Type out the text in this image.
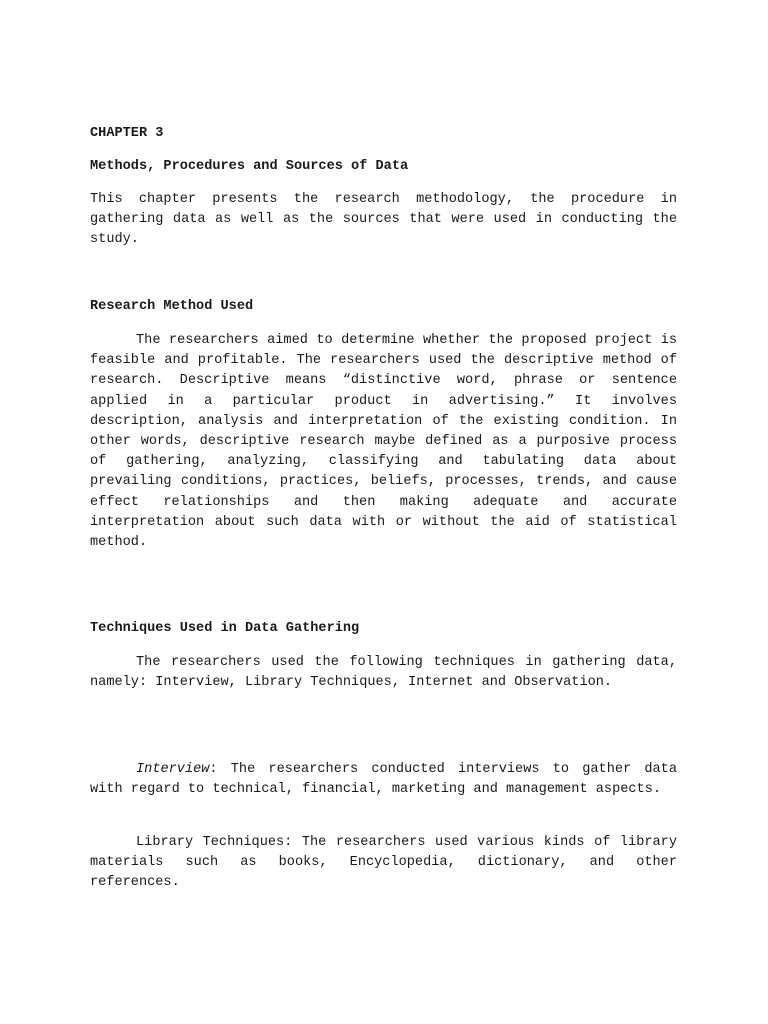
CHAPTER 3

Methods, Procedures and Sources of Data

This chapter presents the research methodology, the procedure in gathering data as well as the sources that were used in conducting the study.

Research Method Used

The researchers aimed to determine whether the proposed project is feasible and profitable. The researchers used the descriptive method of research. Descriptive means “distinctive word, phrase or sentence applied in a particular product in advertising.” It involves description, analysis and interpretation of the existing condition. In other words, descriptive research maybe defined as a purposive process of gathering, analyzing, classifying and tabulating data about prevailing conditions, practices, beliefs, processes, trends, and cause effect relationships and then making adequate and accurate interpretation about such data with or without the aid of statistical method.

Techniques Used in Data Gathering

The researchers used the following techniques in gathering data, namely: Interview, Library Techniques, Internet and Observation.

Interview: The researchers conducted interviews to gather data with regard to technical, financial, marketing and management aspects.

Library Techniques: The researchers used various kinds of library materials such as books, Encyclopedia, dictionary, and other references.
---
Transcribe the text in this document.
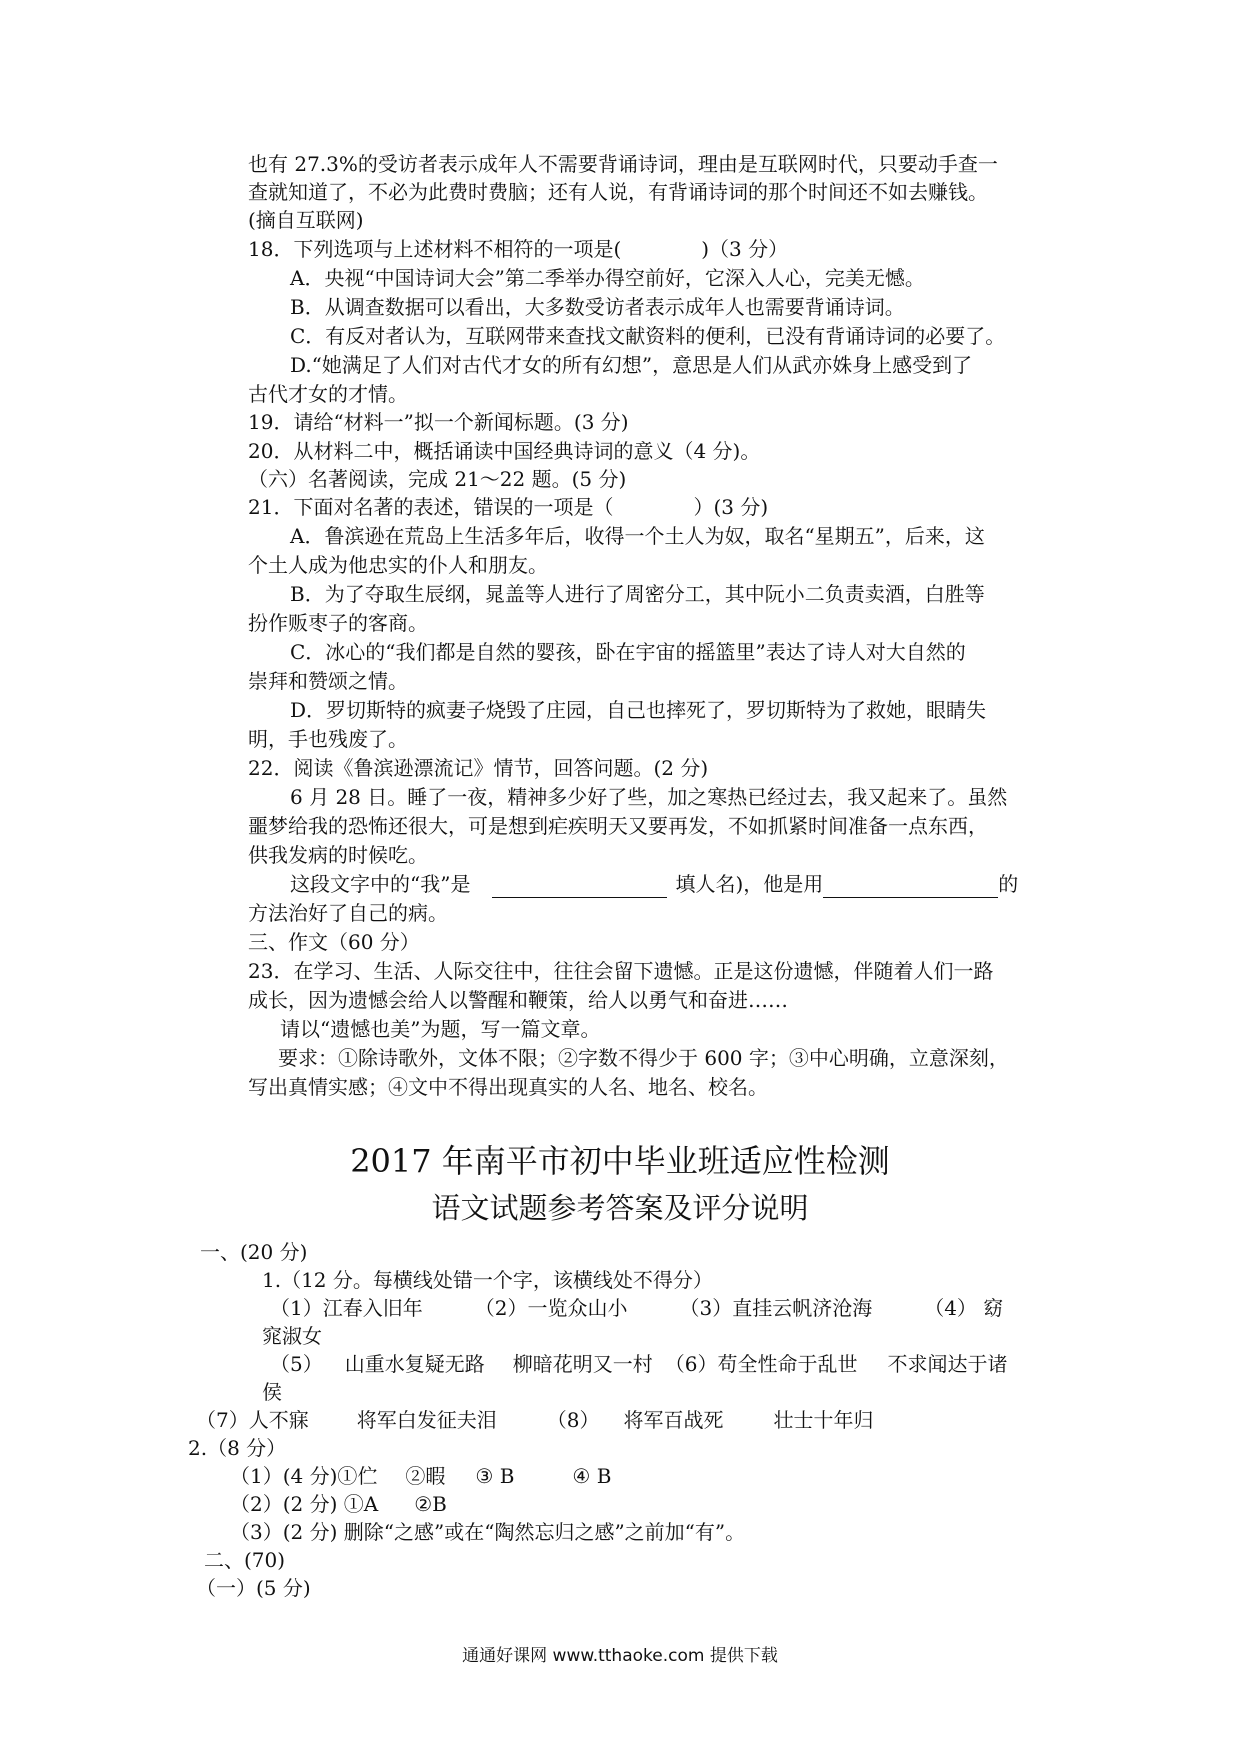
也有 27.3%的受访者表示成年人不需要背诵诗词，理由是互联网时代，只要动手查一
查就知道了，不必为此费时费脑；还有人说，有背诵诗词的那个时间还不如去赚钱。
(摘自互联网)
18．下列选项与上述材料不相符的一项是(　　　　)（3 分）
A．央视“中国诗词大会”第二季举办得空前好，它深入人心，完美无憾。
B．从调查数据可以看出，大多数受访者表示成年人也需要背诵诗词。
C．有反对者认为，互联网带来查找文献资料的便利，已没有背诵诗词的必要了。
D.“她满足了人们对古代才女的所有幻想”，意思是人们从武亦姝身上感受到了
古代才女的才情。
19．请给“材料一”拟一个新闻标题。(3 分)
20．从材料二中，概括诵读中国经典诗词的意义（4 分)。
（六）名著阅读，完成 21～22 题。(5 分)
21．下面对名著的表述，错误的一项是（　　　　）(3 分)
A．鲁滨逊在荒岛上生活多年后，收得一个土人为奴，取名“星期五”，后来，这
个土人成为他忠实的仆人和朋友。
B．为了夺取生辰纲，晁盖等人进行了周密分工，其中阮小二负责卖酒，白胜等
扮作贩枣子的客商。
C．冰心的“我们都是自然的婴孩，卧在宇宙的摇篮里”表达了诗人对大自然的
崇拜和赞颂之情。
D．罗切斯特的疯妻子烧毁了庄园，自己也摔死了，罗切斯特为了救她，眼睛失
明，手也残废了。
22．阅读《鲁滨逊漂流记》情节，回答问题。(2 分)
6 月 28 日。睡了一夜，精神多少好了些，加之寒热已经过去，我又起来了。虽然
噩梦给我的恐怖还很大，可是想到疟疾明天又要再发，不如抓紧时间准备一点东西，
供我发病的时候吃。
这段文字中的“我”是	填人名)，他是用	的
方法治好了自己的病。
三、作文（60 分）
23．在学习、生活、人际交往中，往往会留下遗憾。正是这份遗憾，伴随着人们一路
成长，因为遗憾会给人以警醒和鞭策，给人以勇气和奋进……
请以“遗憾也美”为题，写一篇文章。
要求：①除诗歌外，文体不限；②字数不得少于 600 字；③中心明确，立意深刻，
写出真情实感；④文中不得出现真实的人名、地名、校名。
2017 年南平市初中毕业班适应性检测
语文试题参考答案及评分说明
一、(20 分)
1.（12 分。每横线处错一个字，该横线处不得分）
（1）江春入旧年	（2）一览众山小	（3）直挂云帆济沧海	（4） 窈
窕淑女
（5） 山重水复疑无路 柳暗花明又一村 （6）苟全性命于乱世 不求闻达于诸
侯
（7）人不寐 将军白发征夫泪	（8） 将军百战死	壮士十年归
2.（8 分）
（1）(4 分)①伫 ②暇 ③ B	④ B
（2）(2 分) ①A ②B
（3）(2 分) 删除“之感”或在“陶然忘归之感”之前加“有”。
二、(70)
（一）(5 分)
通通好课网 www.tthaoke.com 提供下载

> _DIRECTIONS FOR THIS TASK_: Track down the lines that include the word "Interview" and copy them.

> _WRITTEN ANSWER_:
The researchers used the following techniques in gathering data, namely: Interview, Library Techniques, Internet and Observation.
Interview: The researchers conducted interviews to gather data with regard to technical, financial, marketing and management aspects.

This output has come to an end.